-- Goal --
Extract each line holding the word "given" from the entries.

-- Listing --
━━━━━━

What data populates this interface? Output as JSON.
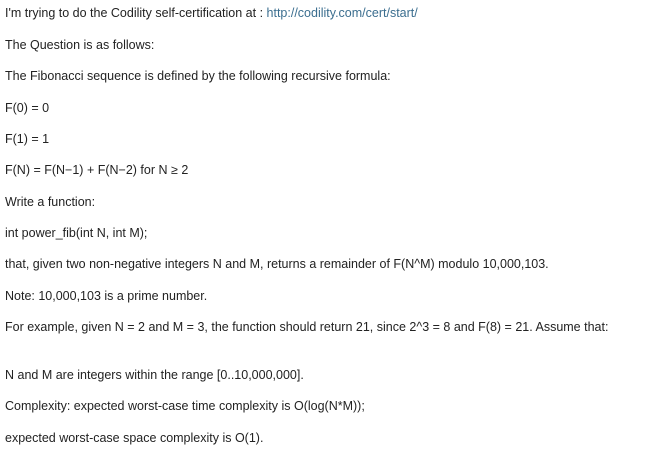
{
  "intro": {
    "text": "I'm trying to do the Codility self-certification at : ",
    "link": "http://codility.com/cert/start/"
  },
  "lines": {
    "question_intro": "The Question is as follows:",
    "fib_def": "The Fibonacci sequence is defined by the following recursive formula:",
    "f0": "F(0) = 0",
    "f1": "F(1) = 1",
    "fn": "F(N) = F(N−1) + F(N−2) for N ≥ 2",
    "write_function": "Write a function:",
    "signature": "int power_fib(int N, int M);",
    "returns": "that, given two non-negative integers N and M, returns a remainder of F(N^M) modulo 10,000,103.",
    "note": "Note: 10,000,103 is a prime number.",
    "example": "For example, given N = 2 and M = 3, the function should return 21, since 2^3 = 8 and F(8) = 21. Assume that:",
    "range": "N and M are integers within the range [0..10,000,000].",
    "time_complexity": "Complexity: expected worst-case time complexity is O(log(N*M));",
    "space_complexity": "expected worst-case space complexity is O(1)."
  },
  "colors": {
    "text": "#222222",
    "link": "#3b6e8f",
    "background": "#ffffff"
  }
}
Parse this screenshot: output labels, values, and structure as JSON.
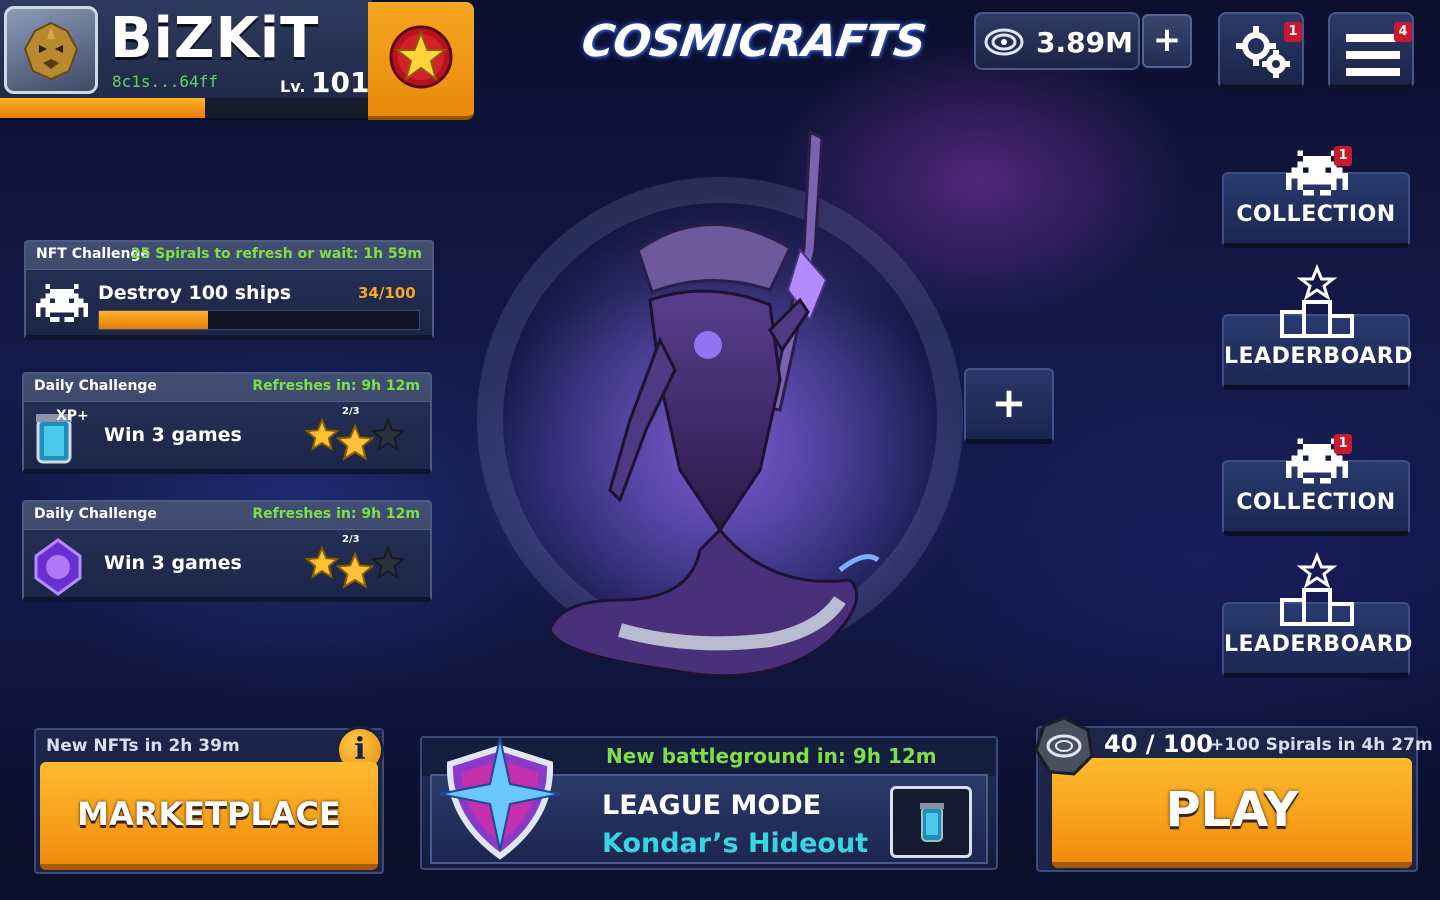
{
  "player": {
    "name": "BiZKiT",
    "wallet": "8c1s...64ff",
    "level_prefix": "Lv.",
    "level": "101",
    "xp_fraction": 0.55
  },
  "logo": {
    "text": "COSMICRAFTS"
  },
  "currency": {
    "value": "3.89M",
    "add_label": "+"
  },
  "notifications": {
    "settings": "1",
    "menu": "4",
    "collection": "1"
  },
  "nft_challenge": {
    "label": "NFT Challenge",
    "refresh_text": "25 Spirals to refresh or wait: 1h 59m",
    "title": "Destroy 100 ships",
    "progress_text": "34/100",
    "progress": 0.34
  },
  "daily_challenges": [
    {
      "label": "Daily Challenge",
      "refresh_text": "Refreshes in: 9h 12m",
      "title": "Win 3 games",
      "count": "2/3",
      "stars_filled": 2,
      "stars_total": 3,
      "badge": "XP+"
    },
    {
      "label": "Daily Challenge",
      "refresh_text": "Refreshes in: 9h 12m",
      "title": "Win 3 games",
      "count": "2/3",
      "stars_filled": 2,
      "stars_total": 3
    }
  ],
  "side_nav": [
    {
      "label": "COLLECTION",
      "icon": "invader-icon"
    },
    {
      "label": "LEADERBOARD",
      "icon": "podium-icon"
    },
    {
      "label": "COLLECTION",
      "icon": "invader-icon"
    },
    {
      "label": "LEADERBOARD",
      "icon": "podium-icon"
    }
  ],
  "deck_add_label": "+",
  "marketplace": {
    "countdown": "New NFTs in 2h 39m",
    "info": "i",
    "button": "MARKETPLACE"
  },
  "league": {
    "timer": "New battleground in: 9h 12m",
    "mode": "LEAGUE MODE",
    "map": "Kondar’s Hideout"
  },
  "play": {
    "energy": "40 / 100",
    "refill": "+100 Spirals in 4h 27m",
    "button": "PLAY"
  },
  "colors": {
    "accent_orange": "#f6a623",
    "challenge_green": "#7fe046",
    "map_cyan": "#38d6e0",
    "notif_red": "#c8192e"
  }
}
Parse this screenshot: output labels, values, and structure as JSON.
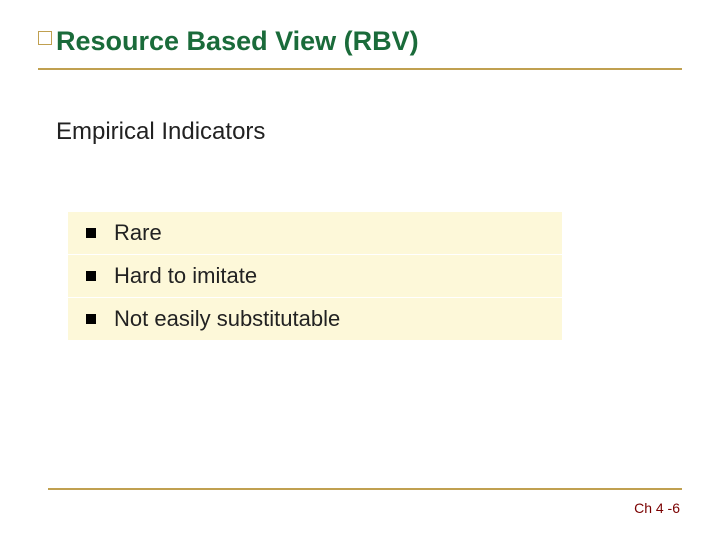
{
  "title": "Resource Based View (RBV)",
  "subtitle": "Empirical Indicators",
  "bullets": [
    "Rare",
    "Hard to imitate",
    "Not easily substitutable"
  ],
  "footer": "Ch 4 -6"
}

━━━━━━

-- Exercise result --
    "returns": "that, given two non-negative integers N and M, returns a remainder of F(N^M) modulo 10,000,103.",
    "example": "For example, given N = 2 and M = 3, the function should return 21, since 2^3 = 8 and F(8) = 21. Assume that:",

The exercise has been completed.